Do this
Note how many lines include the word "Mean", and give that number by itself.

Given data

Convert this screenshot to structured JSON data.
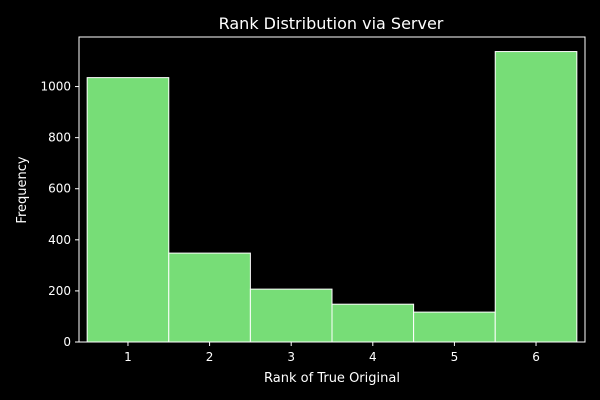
{
  "chart_data": {
    "type": "bar",
    "title": "Rank Distribution via Server",
    "xlabel": "Rank of True Original",
    "ylabel": "Frequency",
    "categories": [
      "1",
      "2",
      "3",
      "4",
      "5",
      "6"
    ],
    "values": [
      1035,
      348,
      207,
      148,
      117,
      1137
    ],
    "xlim": [
      0.4,
      6.6
    ],
    "ylim": [
      0,
      1194
    ],
    "yticks": [
      0,
      200,
      400,
      600,
      800,
      1000
    ],
    "grid": false,
    "legend": "none"
  },
  "colors": {
    "background": "#000000",
    "bar_fill": "#77dd77",
    "bar_edge": "#ffffff",
    "axis": "#ffffff",
    "text": "#ffffff"
  }
}
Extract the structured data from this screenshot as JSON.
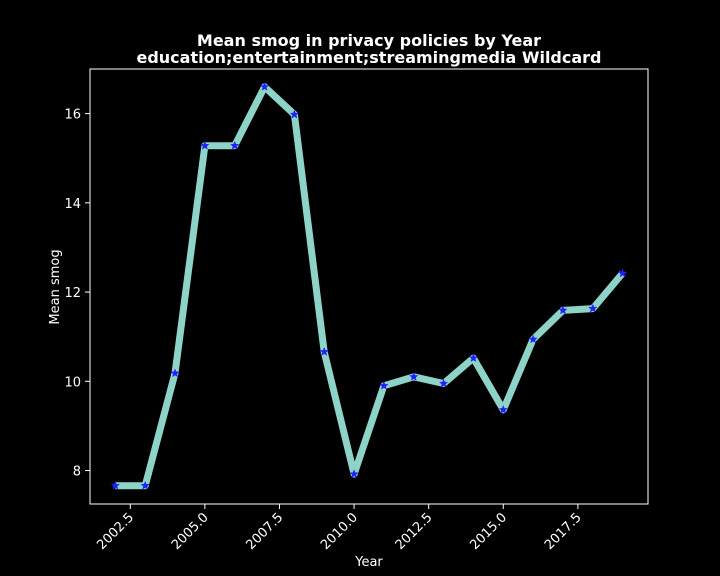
{
  "chart_data": {
    "type": "line",
    "title": "Mean smog in privacy policies by Year",
    "subtitle": "education;entertainment;streamingmedia Wildcard",
    "xlabel": "Year",
    "ylabel": "Mean smog",
    "xlim": [
      2001.15,
      2019.85
    ],
    "ylim": [
      7.25,
      17.0
    ],
    "x_ticks": [
      "2002.5",
      "2005.0",
      "2007.5",
      "2010.0",
      "2012.5",
      "2015.0",
      "2017.5"
    ],
    "y_ticks": [
      "8",
      "10",
      "12",
      "14",
      "16"
    ],
    "grid": false,
    "legend": "none",
    "series": [
      {
        "x": [
          2002,
          2003,
          2004,
          2005,
          2006,
          2007,
          2008,
          2009,
          2010,
          2011,
          2012,
          2013,
          2014,
          2015,
          2016,
          2017,
          2018,
          2019
        ],
        "values": [
          7.66,
          7.66,
          10.18,
          15.28,
          15.28,
          16.6,
          15.98,
          10.66,
          7.92,
          9.9,
          10.1,
          9.95,
          10.52,
          9.36,
          10.94,
          11.59,
          11.63,
          12.42
        ]
      }
    ],
    "colors": {
      "background": "#000000",
      "line": "#8dd3c7",
      "marker": "#1f1fff",
      "axes": "#ffffff",
      "text": "#ffffff"
    },
    "marker": "star-icon"
  }
}
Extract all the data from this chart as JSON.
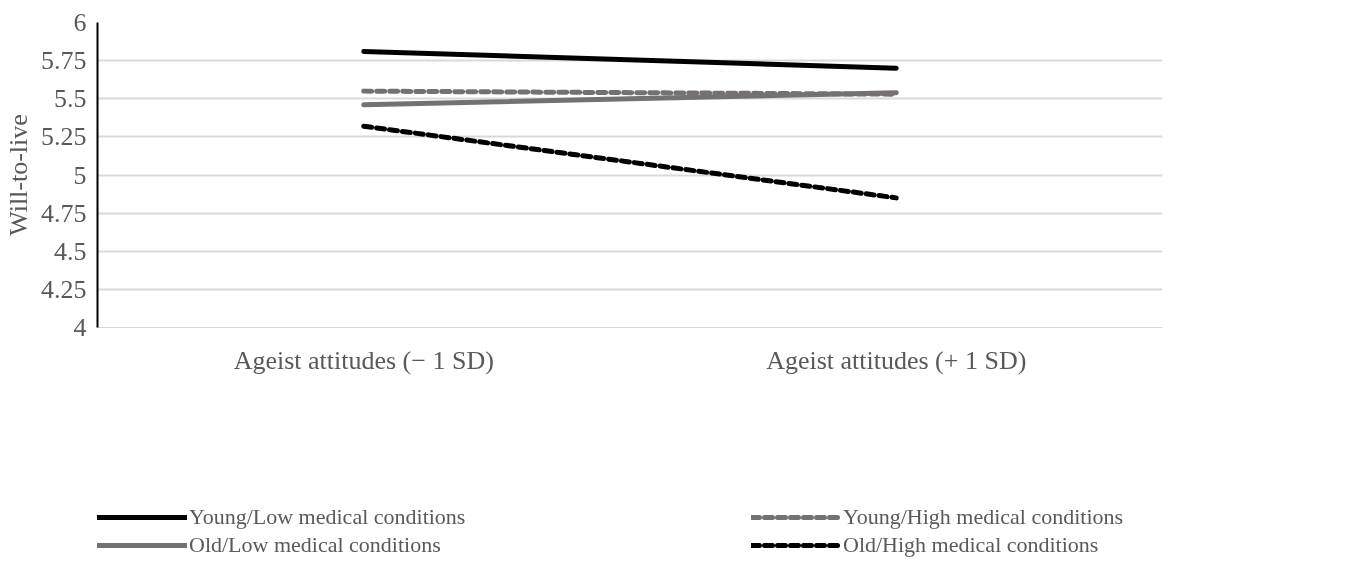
{
  "chart_data": {
    "type": "line",
    "ylabel": "Will-to-live",
    "categories": [
      "Ageist attitudes (− 1 SD)",
      "Ageist attitudes (+ 1 SD)"
    ],
    "series": [
      {
        "name": "Young/Low medical conditions",
        "color": "#000000",
        "line_style": "solid",
        "values": [
          5.81,
          5.7
        ]
      },
      {
        "name": "Young/High medical conditions",
        "color": "#767171",
        "line_style": "dashed",
        "values": [
          5.55,
          5.53
        ]
      },
      {
        "name": "Old/Low medical conditions",
        "color": "#767171",
        "line_style": "solid",
        "values": [
          5.46,
          5.54
        ]
      },
      {
        "name": "Old/High medical conditions",
        "color": "#000000",
        "line_style": "dashed",
        "values": [
          5.32,
          4.85
        ]
      }
    ],
    "ylim": [
      4,
      6
    ],
    "yticks": [
      4,
      4.25,
      4.5,
      4.75,
      5,
      5.25,
      5.5,
      5.75,
      6
    ],
    "grid": "y",
    "legend": "bottom",
    "marker": "none"
  }
}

Result below
2